— Begin Record excerpts —

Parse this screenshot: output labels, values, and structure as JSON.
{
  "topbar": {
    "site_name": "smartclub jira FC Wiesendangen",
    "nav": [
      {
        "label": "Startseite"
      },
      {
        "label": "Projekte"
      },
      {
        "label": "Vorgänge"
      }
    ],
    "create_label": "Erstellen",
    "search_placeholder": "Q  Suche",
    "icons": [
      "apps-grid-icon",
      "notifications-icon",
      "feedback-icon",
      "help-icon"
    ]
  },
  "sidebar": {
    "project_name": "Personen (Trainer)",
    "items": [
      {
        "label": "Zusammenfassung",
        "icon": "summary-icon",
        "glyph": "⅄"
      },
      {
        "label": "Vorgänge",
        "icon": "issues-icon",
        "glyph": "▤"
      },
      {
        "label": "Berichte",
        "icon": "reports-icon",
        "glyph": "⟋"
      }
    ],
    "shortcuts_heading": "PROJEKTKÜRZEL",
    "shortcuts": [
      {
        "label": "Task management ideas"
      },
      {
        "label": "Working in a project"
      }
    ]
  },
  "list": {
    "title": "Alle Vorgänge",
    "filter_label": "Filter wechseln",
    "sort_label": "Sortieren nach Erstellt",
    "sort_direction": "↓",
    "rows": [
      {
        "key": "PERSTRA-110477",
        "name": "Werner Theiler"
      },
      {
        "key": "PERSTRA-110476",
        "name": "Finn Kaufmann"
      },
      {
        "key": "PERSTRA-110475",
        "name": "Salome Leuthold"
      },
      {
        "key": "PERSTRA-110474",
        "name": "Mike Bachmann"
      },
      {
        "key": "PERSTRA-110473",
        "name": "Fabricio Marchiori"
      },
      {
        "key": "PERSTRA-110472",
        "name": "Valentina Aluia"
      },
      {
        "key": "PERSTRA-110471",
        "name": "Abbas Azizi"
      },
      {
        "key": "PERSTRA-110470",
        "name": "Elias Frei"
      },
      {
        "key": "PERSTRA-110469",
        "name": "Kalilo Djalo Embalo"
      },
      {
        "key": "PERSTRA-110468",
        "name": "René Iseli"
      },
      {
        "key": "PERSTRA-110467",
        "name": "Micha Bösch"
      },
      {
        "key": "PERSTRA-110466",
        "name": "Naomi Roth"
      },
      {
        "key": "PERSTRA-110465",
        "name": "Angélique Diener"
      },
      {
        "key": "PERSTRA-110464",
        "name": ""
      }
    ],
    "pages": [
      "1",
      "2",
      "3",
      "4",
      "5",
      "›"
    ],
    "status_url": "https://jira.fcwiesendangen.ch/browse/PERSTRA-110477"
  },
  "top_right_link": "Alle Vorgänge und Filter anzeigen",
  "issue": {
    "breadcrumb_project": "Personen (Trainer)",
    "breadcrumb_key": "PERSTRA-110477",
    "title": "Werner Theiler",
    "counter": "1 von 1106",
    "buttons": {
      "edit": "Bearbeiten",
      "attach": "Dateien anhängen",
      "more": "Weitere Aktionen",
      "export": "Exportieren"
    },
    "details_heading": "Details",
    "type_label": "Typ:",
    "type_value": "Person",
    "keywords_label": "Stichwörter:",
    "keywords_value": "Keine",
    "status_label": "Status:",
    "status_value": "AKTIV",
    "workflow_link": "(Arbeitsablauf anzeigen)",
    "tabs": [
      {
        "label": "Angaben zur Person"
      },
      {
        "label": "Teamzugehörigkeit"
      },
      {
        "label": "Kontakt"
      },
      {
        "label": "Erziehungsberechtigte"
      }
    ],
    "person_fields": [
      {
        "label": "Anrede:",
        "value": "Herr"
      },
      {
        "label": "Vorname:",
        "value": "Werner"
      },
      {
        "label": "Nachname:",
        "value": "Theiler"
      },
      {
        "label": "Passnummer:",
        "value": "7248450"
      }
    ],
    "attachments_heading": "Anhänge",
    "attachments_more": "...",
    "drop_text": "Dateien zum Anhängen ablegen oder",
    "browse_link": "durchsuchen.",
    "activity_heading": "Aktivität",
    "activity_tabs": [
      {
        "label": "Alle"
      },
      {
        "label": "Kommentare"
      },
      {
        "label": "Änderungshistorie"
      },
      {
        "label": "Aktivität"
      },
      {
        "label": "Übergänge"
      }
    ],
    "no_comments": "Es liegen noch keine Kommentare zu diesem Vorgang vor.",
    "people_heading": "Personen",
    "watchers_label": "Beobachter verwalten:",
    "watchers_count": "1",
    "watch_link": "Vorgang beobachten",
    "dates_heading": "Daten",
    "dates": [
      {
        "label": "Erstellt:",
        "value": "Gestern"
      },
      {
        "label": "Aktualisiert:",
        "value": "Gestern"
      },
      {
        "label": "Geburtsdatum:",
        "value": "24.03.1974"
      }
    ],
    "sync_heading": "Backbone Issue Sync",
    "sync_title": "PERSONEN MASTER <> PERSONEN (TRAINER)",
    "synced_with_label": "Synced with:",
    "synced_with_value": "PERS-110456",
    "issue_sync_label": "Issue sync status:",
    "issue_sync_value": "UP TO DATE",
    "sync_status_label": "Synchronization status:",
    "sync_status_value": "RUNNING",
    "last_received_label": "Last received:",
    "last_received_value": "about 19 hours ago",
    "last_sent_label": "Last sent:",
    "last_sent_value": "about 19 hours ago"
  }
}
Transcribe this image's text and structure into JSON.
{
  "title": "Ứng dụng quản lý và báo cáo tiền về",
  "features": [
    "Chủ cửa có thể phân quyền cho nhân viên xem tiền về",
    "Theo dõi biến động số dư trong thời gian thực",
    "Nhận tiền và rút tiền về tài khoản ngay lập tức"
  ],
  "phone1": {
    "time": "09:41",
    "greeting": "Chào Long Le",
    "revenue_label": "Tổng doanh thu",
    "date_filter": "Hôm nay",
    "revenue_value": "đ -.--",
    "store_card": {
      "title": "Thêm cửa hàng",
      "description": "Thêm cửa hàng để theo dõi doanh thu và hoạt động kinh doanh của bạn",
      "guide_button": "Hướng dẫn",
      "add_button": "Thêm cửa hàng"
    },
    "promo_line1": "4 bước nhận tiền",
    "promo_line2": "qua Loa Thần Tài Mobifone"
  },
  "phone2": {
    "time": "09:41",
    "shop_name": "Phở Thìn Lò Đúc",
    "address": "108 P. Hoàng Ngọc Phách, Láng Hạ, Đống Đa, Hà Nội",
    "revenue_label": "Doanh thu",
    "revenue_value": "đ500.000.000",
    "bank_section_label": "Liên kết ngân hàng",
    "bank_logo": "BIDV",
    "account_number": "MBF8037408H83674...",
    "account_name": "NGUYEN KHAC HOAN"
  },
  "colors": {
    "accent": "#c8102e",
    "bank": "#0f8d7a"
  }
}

— End Record excerpts —

* **Your objective**
Track down the lines that include the word "Alle" and copy them.

* **Written answer**
    "title": "Alle Vorgänge",
  "top_right_link": "Alle Vorgänge und Filter anzeigen",
        "label": "Alle"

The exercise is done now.